» **FRAGMENTO DEL DOCUMENTO**:
• • • • •

El amor entre versos

¡Cuán mísero el corazón que no sabe amar,

que no puede embriagarse de amor! Si no amas,

¿cómo podrás comprender la luz enceguecedora del sol

y la suave claridad lunar?

 -Rubaiyat de Omar Khayyam

Recuerdo que en mi adolescencia leí los Rubaiyat de Omar Khayyam, un poeta persa del siglo XII. Son cuartetos que tratan distintos temas: el vino, el amor, el erotismo, la reivindicación del librepensamiento, la muerte y la sabiduría, entre otros. Pero el eje principal de esta columna no es la persona del poeta ni su producción literaria, sino específicamente uno de sus versos: “cuán mísero el corazón que no sabe amar”. Es algo que he releído varias veces estos meses —como una especie de oración— hasta que me he dado cuenta de que la poesía es eso: el amor. No el palpable ni el físico, sino un amor que se abstrae del elemento sexual y se basa en lo invisible para los ojos, mucho más profundo que un simple apego sentimental. Se trata del amor a la vida. De la fragilidad y la sensibilidad que no podemos tocar. Ni el amor tampoco podemos tocarlo. Muchas veces ni siquiera podemos describirlo; de hecho, casi nunca logramos hacerlo, y en eso consiste su magia. Eso es lo que oculta la poesía: poner palabras a un sentimiento incorpóreo. Un verso es el amor que no somos capaces de acariciar, es el pájaro con el ala rota, el huérfano buscando una familia de acogida. Palabras nunca dichas en voz alta. Un amor no superado, no olvidado, un amor que nunca pudo ser, un imposible. La poesía es eso.

• • • • •

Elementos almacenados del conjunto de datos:
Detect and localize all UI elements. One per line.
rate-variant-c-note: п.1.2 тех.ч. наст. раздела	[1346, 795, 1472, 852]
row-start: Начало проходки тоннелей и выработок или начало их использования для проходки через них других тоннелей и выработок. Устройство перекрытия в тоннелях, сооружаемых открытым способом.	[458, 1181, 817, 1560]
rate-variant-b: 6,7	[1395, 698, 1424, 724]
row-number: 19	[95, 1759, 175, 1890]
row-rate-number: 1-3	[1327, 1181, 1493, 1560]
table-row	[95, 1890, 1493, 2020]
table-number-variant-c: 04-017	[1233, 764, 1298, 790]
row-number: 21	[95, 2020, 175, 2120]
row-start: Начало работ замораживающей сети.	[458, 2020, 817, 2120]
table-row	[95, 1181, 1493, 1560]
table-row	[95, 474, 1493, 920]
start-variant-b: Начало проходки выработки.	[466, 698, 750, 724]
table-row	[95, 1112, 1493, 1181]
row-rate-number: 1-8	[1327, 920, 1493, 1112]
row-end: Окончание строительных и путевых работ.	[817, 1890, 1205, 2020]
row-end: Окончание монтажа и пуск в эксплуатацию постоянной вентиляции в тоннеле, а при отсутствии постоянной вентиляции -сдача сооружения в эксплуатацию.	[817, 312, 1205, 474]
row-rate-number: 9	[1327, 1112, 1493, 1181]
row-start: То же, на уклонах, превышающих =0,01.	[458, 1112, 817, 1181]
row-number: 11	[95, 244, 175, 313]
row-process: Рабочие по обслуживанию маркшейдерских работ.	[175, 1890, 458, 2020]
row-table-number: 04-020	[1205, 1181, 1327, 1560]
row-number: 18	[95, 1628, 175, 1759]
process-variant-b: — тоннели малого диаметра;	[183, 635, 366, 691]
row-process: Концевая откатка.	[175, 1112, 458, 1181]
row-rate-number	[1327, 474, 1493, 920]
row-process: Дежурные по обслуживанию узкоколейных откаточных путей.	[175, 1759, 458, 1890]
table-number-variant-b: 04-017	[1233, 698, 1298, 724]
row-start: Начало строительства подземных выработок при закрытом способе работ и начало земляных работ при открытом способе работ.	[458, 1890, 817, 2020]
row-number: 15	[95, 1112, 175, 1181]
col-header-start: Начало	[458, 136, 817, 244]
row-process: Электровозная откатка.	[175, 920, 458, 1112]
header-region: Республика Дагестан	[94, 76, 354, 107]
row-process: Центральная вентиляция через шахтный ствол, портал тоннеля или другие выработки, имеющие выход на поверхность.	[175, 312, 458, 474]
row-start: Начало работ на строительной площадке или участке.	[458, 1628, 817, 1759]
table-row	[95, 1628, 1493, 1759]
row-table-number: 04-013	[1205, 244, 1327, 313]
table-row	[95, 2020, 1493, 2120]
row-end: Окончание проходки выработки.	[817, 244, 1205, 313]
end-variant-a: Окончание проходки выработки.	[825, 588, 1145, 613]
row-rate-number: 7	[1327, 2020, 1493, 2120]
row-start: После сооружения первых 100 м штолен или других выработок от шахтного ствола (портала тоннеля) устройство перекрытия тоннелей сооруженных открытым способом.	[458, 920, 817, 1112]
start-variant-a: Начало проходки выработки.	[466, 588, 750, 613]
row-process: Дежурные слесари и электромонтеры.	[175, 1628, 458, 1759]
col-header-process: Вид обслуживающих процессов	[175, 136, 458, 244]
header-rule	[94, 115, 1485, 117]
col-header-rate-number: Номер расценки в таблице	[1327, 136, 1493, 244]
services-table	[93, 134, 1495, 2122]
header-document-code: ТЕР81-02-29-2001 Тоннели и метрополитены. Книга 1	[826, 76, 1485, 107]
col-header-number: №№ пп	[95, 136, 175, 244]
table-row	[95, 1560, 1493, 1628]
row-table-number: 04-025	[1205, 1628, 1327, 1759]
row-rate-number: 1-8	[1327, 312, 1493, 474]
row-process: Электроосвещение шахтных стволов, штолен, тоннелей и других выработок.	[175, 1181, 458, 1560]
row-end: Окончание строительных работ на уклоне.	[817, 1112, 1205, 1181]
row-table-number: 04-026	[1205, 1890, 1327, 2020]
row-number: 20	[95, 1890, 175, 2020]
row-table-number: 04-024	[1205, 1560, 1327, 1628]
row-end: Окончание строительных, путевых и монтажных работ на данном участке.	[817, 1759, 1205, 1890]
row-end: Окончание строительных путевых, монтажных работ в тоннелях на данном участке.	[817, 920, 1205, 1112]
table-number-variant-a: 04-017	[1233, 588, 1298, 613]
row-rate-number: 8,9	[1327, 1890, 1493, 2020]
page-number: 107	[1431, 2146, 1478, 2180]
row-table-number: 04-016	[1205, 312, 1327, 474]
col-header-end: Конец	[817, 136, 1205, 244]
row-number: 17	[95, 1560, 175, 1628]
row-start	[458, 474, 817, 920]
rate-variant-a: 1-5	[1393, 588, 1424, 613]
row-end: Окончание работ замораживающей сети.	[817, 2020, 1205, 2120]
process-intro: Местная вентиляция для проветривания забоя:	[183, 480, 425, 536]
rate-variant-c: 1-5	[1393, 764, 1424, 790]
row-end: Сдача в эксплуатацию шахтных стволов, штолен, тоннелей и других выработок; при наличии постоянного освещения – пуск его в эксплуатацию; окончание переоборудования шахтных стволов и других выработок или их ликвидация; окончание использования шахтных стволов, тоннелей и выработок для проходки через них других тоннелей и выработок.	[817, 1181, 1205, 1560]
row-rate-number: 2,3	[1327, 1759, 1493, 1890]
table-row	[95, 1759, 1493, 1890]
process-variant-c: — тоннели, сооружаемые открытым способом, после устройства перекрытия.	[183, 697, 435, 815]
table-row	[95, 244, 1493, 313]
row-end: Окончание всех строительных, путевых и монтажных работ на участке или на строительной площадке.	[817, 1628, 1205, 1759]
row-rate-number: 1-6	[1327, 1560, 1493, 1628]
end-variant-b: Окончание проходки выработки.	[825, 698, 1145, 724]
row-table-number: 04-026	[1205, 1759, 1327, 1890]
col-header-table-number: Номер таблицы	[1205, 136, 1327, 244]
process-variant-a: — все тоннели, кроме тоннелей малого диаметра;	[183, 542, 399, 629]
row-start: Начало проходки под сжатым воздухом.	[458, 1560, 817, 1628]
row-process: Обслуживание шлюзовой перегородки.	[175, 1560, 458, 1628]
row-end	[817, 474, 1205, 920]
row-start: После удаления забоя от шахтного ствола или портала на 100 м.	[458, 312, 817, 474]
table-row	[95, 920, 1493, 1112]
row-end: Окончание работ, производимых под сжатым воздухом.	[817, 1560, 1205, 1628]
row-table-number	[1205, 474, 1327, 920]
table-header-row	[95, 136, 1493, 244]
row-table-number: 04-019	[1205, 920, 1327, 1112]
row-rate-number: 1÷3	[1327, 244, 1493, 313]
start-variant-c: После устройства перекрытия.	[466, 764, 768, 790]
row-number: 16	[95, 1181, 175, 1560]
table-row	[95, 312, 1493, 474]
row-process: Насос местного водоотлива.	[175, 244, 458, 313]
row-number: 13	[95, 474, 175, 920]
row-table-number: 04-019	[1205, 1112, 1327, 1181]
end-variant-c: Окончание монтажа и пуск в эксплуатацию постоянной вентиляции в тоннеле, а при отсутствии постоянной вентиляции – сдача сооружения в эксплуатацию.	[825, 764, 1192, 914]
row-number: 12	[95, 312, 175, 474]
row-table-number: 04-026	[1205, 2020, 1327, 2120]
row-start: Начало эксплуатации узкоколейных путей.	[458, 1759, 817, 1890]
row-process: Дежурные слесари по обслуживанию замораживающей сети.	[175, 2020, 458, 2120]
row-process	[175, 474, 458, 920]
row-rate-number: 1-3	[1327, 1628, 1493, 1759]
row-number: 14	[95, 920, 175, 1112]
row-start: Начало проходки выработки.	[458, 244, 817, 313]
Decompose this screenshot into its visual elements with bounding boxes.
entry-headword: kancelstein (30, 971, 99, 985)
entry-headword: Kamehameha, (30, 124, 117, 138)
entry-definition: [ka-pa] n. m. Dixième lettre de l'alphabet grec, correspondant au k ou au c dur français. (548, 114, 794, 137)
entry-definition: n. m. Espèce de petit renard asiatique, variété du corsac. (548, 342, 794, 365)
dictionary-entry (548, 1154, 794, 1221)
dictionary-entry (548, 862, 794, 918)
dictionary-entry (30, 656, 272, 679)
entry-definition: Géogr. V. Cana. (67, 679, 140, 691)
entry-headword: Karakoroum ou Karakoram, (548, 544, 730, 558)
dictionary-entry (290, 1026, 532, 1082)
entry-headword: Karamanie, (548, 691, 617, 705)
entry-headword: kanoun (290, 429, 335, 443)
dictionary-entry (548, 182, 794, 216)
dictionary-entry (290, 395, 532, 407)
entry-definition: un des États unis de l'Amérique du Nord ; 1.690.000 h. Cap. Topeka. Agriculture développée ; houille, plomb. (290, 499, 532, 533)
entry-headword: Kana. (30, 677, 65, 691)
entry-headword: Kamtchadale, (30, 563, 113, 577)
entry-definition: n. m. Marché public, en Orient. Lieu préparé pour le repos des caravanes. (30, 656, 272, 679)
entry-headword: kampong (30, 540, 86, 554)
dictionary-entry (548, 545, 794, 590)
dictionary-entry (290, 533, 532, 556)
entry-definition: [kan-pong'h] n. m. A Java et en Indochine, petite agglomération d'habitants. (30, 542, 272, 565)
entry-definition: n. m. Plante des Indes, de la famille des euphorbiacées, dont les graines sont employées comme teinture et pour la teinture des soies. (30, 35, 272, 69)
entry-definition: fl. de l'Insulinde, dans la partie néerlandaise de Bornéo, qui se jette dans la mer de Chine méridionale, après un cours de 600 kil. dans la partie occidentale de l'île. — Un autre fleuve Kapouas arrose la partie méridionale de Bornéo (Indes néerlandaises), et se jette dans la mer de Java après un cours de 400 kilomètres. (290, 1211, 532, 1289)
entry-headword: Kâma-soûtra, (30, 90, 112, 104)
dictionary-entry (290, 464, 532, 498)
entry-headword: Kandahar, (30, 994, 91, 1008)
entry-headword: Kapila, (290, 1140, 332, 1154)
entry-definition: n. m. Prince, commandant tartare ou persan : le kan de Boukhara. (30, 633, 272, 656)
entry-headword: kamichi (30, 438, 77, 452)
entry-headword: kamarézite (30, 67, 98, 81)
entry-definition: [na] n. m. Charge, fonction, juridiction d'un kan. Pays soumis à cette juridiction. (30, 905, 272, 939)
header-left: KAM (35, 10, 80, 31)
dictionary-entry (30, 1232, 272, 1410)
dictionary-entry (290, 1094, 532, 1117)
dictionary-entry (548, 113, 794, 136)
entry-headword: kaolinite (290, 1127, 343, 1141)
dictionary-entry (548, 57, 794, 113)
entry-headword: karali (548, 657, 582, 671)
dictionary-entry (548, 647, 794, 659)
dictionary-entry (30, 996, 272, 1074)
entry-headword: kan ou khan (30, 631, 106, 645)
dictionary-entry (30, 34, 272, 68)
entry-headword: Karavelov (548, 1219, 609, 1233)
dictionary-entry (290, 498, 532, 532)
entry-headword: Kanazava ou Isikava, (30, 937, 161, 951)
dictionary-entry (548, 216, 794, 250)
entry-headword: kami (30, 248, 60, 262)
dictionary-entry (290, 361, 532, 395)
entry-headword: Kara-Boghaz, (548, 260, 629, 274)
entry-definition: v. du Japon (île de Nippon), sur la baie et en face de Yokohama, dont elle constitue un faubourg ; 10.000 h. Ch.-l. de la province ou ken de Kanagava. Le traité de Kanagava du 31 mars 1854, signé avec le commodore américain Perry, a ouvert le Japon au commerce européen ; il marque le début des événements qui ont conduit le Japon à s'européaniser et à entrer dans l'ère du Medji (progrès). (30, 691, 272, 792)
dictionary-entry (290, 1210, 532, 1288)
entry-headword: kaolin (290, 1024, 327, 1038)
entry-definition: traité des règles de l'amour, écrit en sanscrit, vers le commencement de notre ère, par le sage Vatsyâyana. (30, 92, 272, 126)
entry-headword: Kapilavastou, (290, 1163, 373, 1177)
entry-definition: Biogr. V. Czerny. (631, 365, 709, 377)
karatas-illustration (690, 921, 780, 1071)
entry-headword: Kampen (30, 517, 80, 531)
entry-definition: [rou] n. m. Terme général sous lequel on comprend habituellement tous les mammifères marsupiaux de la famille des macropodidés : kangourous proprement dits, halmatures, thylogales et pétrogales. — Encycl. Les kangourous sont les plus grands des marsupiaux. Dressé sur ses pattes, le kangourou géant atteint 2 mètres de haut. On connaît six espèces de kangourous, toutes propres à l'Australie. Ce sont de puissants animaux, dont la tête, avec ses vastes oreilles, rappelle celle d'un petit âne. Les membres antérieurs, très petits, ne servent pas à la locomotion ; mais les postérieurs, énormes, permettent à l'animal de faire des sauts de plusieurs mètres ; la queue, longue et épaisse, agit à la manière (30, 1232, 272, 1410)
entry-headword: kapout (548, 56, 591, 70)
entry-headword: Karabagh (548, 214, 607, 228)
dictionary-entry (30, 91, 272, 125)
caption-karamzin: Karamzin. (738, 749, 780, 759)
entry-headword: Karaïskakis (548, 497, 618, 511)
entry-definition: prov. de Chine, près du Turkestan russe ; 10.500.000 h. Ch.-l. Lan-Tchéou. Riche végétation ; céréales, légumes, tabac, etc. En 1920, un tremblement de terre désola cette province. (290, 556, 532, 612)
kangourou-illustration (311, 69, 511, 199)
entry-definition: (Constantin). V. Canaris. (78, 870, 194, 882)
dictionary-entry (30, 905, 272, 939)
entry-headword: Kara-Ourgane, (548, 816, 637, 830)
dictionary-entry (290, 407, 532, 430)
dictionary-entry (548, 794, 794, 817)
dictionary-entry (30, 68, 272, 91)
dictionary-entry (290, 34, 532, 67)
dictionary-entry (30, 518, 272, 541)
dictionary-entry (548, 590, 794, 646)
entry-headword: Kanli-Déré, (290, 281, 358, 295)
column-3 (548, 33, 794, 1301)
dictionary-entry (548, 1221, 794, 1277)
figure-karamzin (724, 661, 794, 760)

• • • • •

» **POR HACER**:
a) Indica si cada afirmación concuerda con la columna sobre el amor y la poesía, respondiendo sí o no y citando literalmente las palabras decisivas: (i) Los Rubaiyat son cuartetos de un poeta persa del siglo XII. (ii) El eje principal de la columna es la producción literaria del poeta. (iii) Casi siempre logramos describir el amor.
b) Prolonga la columna sobre el amor y la poesía a partir de su última oración.

» **RESPUESTAS NUMERADAS**:
a)
(i) Sí: «un poeta persa del siglo XII. Son cuartetos».
(ii) No: «el eje principal de esta columna no es la persona del poeta ni su producción literaria, sino específicamente uno de sus versos».
(iii) No: «de hecho, casi nunca logramos hacerlo».

b)
Pero también es el amor que sí es, el que está cada día entre nosotros. El amor por el que apostamos cada mañana al levantarnos. Amor hacia los padres, hacia la pareja, hacia los amigos, hacia nuestros profesores. Es algo tan significativo que inconscientemente lo cultivamos como un pequeño tesoro. Comentamos horas y horas un poema con los que más queremos porque compartir lo que nos llena es una forma suprema de conocernos, desnudarnos delante del otro. Compartir versos es estar juntos en algo, construir una amistad con base de letras. Regalamos versos a los que más apreciamos porque es un acto de demostrarle a un ser querido que no está solo. Escribir poesía, dicen muchos, es un ejercicio de soledad, como los libros, pero declamar y compartir poesía es de todos. Es un todo. El amor es un todo. Lo es todo. La poesía es enseñar a amar y ver la belleza en lo frágil. El dolor también es belleza.

Un verso es un esbozo de las heridas que llevamos dentro. La poesía es el dolor transformado en amor. La construcción de un poema es la búsqueda de convertir la herida en cicatriz. La poesía no cura ni sana, pero hace el proceso de sanación más fácil: es la resiliencia perpetua.